## Start RECORDS TO PROCESS
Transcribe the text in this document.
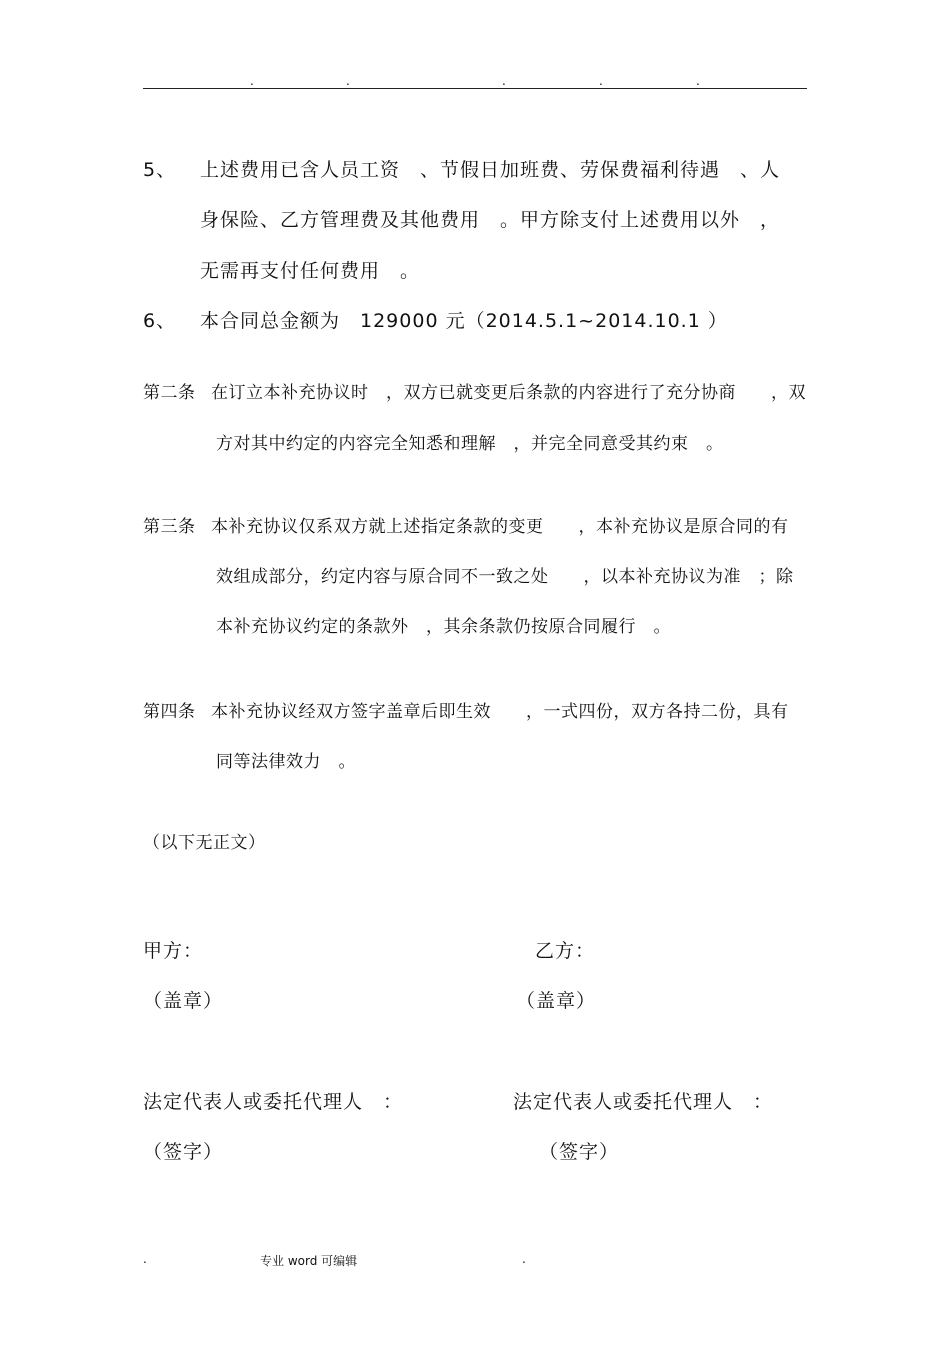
.	.	.	.	.
5、 上述费用已含人员工资　、节假日加班费、劳保费福利待遇　、人
身保险、乙方管理费及其他费用　。甲方除支付上述费用以外　，
无需再支付任何费用　。
6、 本合同总金额为　129000 元（2014.5.1~2014.10.1 ）
第二条 在订立本补充协议时　，双方已就变更后条款的内容进行了充分协商　　，双
方对其中约定的内容完全知悉和理解　，并完全同意受其约束　。
第三条 本补充协议仅系双方就上述指定条款的变更　　，本补充协议是原合同的有
效组成部分，约定内容与原合同不一致之处　　，以本补充协议为准　；除
本补充协议约定的条款外　，其余条款仍按原合同履行　。
第四条 本补充协议经双方签字盖章后即生效　　，一式四份，双方各持二份，具有
同等法律效力　。
（以下无正文）
甲方：	乙方：
（盖章）	（盖章）
法定代表人或委托代理人　：	法定代表人或委托代理人　：
（签字）	（签字）
.	专业 word 可编辑	.
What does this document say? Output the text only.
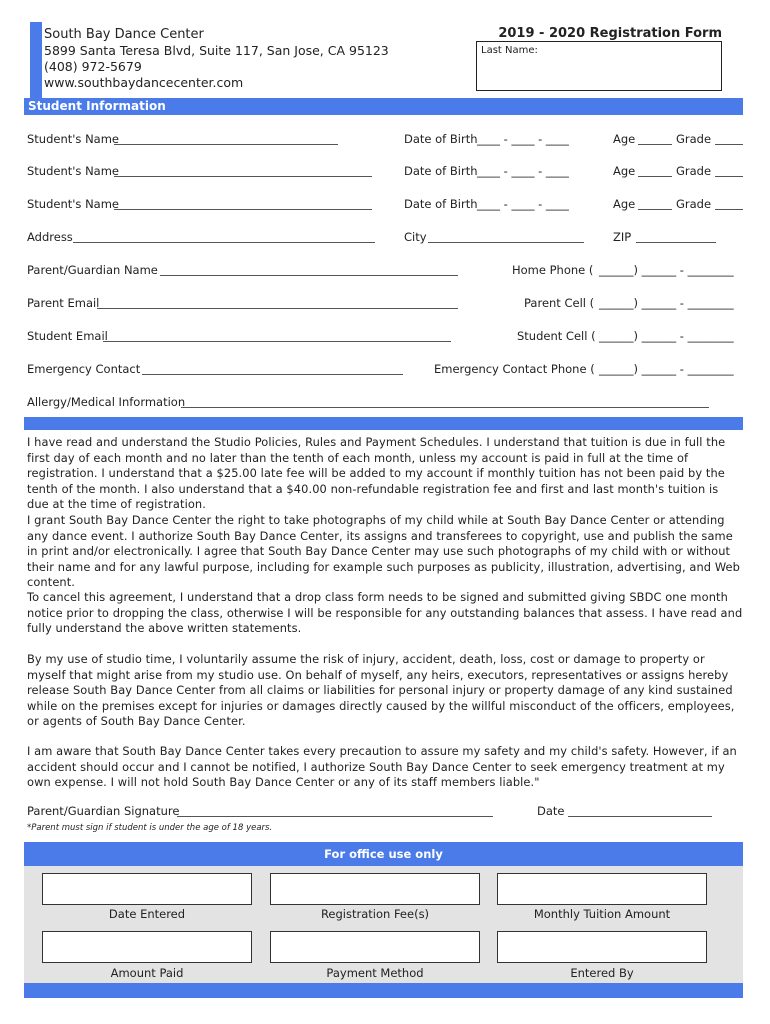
South Bay Dance Center
5899 Santa Teresa Blvd, Suite 117, San Jose, CA 95123
(408) 972-5679
www.southbaydancecenter.com
2019 - 2020 Registration Form
Last Name:
Student Information
Student's Name	Date of Birth ____ - ____ - ____	Age	Grade
Student's Name	Date of Birth ____ - ____ - ____	Age	Grade
Student's Name	Date of Birth ____ - ____ - ____	Age	Grade
Address	City	ZIP
Parent/Guardian Name	Home Phone ( ______) ______ - ________
Parent Email	Parent Cell ( ______) ______ - ________
Student Email	Student Cell ( ______) ______ - ________
Emergency Contact	Emergency Contact Phone ( ______) ______ - ________
Allergy/Medical Information
I have read and understand the Studio Policies, Rules and Payment Schedules. I understand that tuition is due in full the first day of each month and no later than the tenth of each month, unless my account is paid in full at the time of registration. I understand that a $25.00 late fee will be added to my account if monthly tuition has not been paid by the tenth of the month. I also understand that a $40.00 non-refundable registration fee and first and last month's tuition is due at the time of registration.
I grant South Bay Dance Center the right to take photographs of my child while at South Bay Dance Center or attending any dance event. I authorize South Bay Dance Center, its assigns and transferees to copyright, use and publish the same in print and/or electronically. I agree that South Bay Dance Center may use such photographs of my child with or without their name and for any lawful purpose, including for example such purposes as publicity, illustration, advertising, and Web content.
To cancel this agreement, I understand that a drop class form needs to be signed and submitted giving SBDC one month notice prior to dropping the class, otherwise I will be responsible for any outstanding balances that assess. I have read and fully understand the above written statements.
By my use of studio time, I voluntarily assume the risk of injury, accident, death, loss, cost or damage to property or myself that might arise from my studio use. On behalf of myself, any heirs, executors, representatives or assigns hereby release South Bay Dance Center from all claims or liabilities for personal injury or property damage of any kind sustained while on the premises except for injuries or damages directly caused by the willful misconduct of the officers, employees, or agents of South Bay Dance Center.
I am aware that South Bay Dance Center takes every precaution to assure my safety and my child's safety. However, if an accident should occur and I cannot be notified, I authorize South Bay Dance Center to seek emergency treatment at my own expense. I will not hold South Bay Dance Center or any of its staff members liable."
Parent/Guardian Signature	Date
*Parent must sign if student is under the age of 18 years.
For office use only
Date Entered	Registration Fee(s)	Monthly Tuition Amount
Amount Paid	Payment Method	Entered By
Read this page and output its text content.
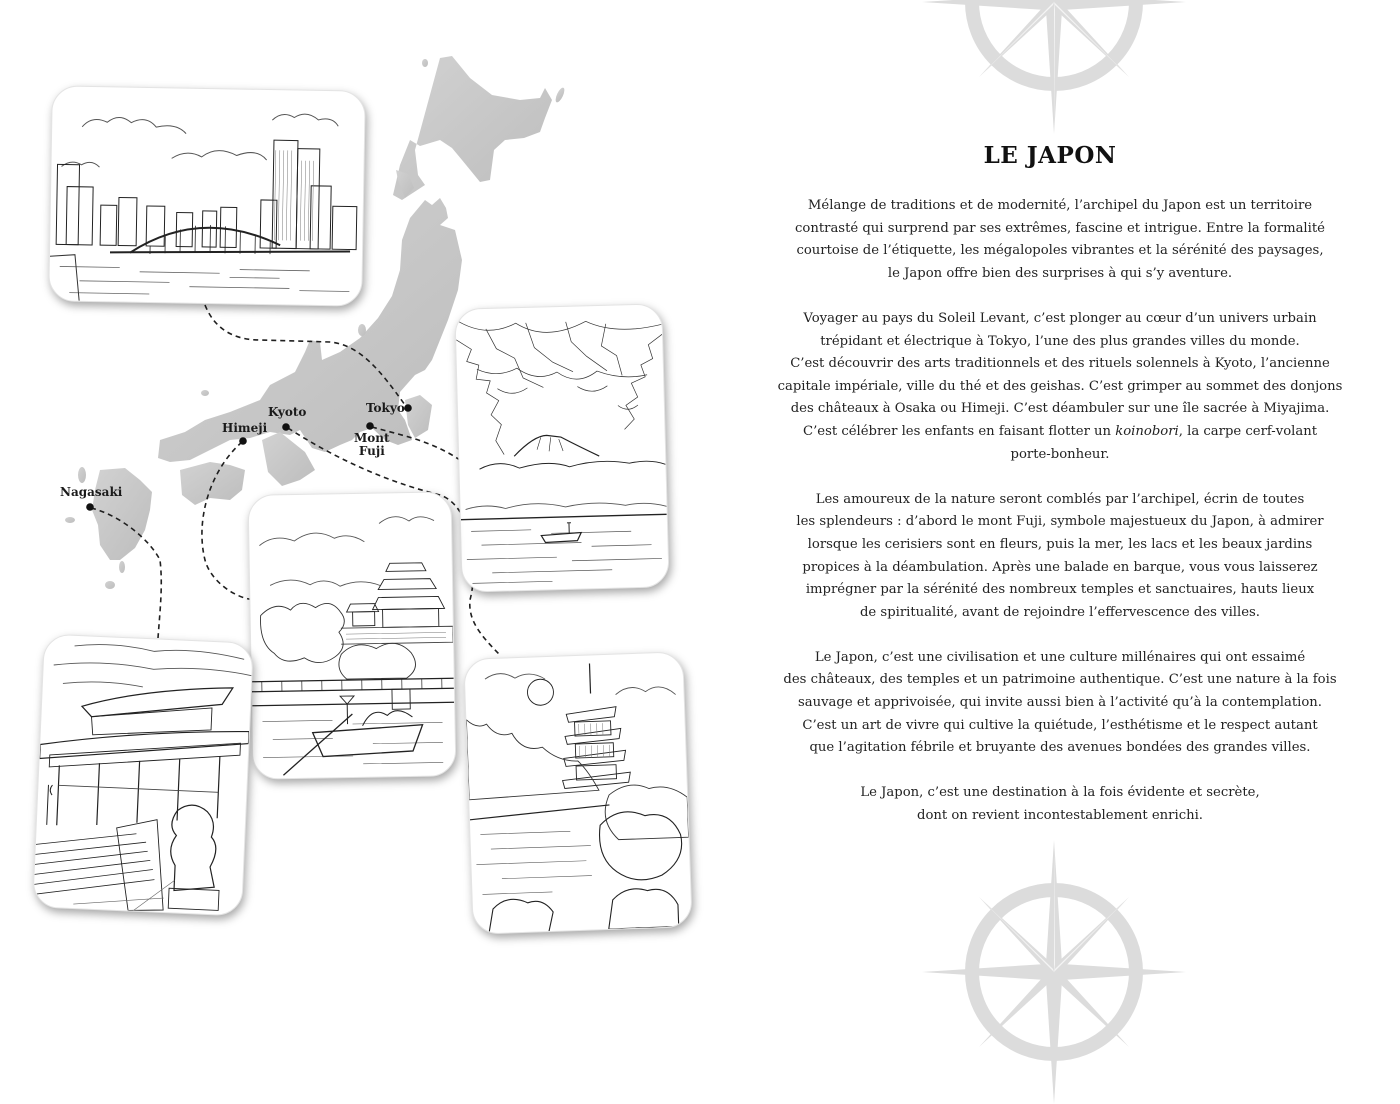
Tokyo
Mont
Fuji
Kyoto
Himeji
Nagasaki
LE JAPON

Mélange de traditions et de modernité, l’archipel du Japon est un territoire
contrasté qui surprend par ses extrêmes, fascine et intrigue. Entre la formalité
courtoise de l’étiquette, les mégalopoles vibrantes et la sérénité des paysages,
le Japon offre bien des surprises à qui s’y aventure.

Voyager au pays du Soleil Levant, c’est plonger au cœur d’un univers urbain
trépidant et électrique à Tokyo, l’une des plus grandes villes du monde.
C’est découvrir des arts traditionnels et des rituels solennels à Kyoto, l’ancienne
capitale impériale, ville du thé et des geishas. C’est grimper au sommet des donjons
des châteaux à Osaka ou Himeji. C’est déambuler sur une île sacrée à Miyajima.
C’est célébrer les enfants en faisant flotter un koinobori, la carpe cerf-volant
porte-bonheur.

Les amoureux de la nature seront comblés par l’archipel, écrin de toutes
les splendeurs : d’abord le mont Fuji, symbole majestueux du Japon, à admirer
lorsque les cerisiers sont en fleurs, puis la mer, les lacs et les beaux jardins
propices à la déambulation. Après une balade en barque, vous vous laisserez
imprégner par la sérénité des nombreux temples et sanctuaires, hauts lieux
de spiritualité, avant de rejoindre l’effervescence des villes.

Le Japon, c’est une civilisation et une culture millénaires qui ont essaimé
des châteaux, des temples et un patrimoine authentique. C’est une nature à la fois
sauvage et apprivoisée, qui invite aussi bien à l’activité qu’à la contemplation.
C’est un art de vivre qui cultive la quiétude, l’esthétisme et le respect autant
que l’agitation fébrile et bruyante des avenues bondées des grandes villes.

Le Japon, c’est une destination à la fois évidente et secrète,
dont on revient incontestablement enrichi.
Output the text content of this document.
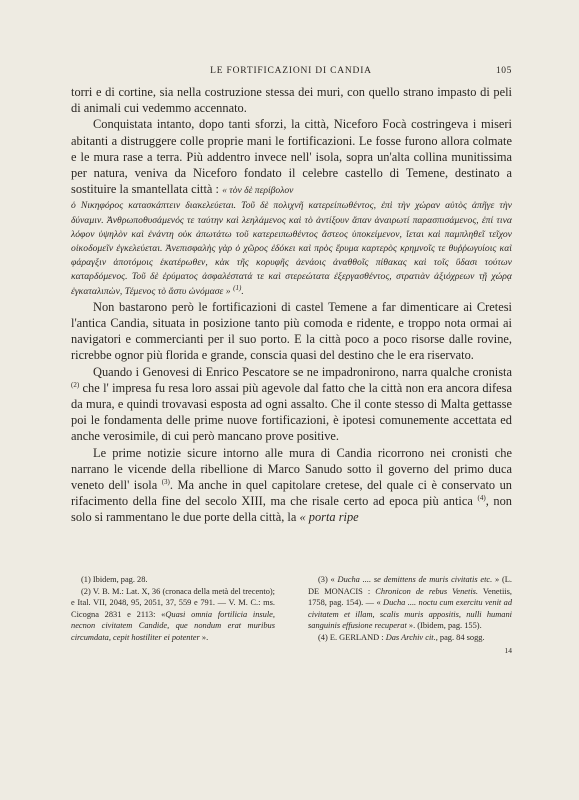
LE FORTIFICAZIONI DI CANDIA	105

torri e di cortine, sia nella costruzione stessa dei muri, con quello strano impasto di peli di animali cui vedemmo accennato.

Conquistata intanto, dopo tanti sforzi, la città, Niceforo Focà costringeva i miseri abitanti a distruggere colle proprie mani le fortificazioni. Le fosse furono allora colmate e le mura rase a terra. Più addentro invece nell' isola, sopra un'alta collina munitissima per natura, veniva da Niceforo fondato il celebre castello di Temene, destinato a sostituire la smantellata città : « τὸν δὲ περίβολον

ὁ Νικηφόρος κατασκάπτειν διακελεύεται. Τοῦ δὲ πολιχνῆ κατερείπωθέντος, ἐπὶ τὴν χώραν αὐτὸς ἀπῆγε τὴν δύναμιν. Ἀνθρωποθυσάμενός τε ταύτην καὶ λεηλάμενος καὶ τὸ ἀντίξουν ἅπαν ἀναιρωτί παρασπισάμενος, ἐπί τινα λόφον ὑψηλὸν καὶ ἐνάντη οὐκ ἀπωτάτω τοῦ κατερειπωθέντος ἄστεος ὑποκείμενον, ἵεται καὶ παμπληθεῖ τεῖχον οἰκοδομεῖν ἐγκελεύεται. Ἀνεπισφαλὴς γὰρ ὁ χῶρος ἐδόκει καὶ πρὸς ἔρυμα καρτερὸς κρημνοῖς τε θυῤῥωγυίοις καὶ φάραγξιν ἀποτόμοις ἑκατέρωθεν, κὰκ τῆς κορυφῆς ἀενάοις ἀναθθοῖς πίθακας καὶ τοῖς ὕδασι τούτων καταρδόμενος. Τοῦ δὲ ἐρύματος ἀσφαλέστατά τε καὶ στερεώτατα ἐξεργασθέντος, στρατιὰν ἀξιόχρεων τῇ χώρᾳ ἐγκαταλιπὼν, Τέμενος τὸ ἄστυ ὠνόμασε » $^{(1)}$.

Non bastarono però le fortificazioni di castel Temene a far dimenticare ai Cretesi l'antica Candia, situata in posizione tanto più comoda e ridente, e troppo nota ormai ai navigatori e commercianti per il suo porto. E la città poco a poco risorse dalle rovine, ricrebbe ognor più florida e grande, conscia quasi del destino che le era riservato.

Quando i Genovesi di Enrico Pescatore se ne impadronirono, narra qualche cronista $^{(2)}$ che l' impresa fu resa loro assai più agevole dal fatto che la città non era ancora difesa da mura, e quindi trovavasi esposta ad ogni assalto. Che il conte stesso di Malta gettasse poi le fondamenta delle prime nuove fortificazioni, è ipotesi comunemente accettata ed anche verosimile, di cui però mancano prove positive.

Le prime notizie sicure intorno alle mura di Candia ricorrono nei cronisti che narrano le vicende della ribellione di Marco Sanudo sotto il governo del primo duca veneto dell' isola $^{(3)}$. Ma anche in quel capitolare cretese, del quale ci è conservato un rifacimento della fine del secolo XIII, ma che risale certo ad epoca più antica $^{(4)}$, non solo si rammentano le due porte della città, la « porta ripe

(1) Ibidem, pag. 28.

(2) V. B. M.: Lat. X, 36 (cronaca della metà del trecento); e Ital. VII, 2048, 95, 2051, 37, 559 e 791. — V. M. C.: ms. Cicogna 2831 e 2113: «Quasi omnia fortilicia insule, necnon civitatem Candide, que nondum erat muribus circumdata, cepit hostiliter ei potenter ».

(3) « Ducha .... se demittens de muris civitatis etc. » (L. DE MONACIS : Chronicon de rebus Venetis. Venetiis, 1758, pag. 154). — « Ducha .... noctu cum exercitu venit ad civitatem et illam, scalis muris appositis, nulli humani sanguinis effusione recuperat ». (Ibidem, pag. 155).

(4) E. GERLAND : Das Archiv cit., pag. 84 sogg.

14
## End RECORDS TO PROCESS
__WHAT THIS TASK INVOLVES__. Which lines above hold the word "Ibidem"? Copy each of them.

__THE ANSWER__.
(1) Ibidem, pag. 28.
(3) « Ducha .... se demittens de muris civitatis etc. » (L. DE MONACIS : Chronicon de rebus Venetis. Venetiis, 1758, pag. 154). — « Ducha .... noctu cum exercitu venit ad civitatem et illam, scalis muris appositis, nulli humani sanguinis effusione recuperat ». (Ibidem, pag. 155).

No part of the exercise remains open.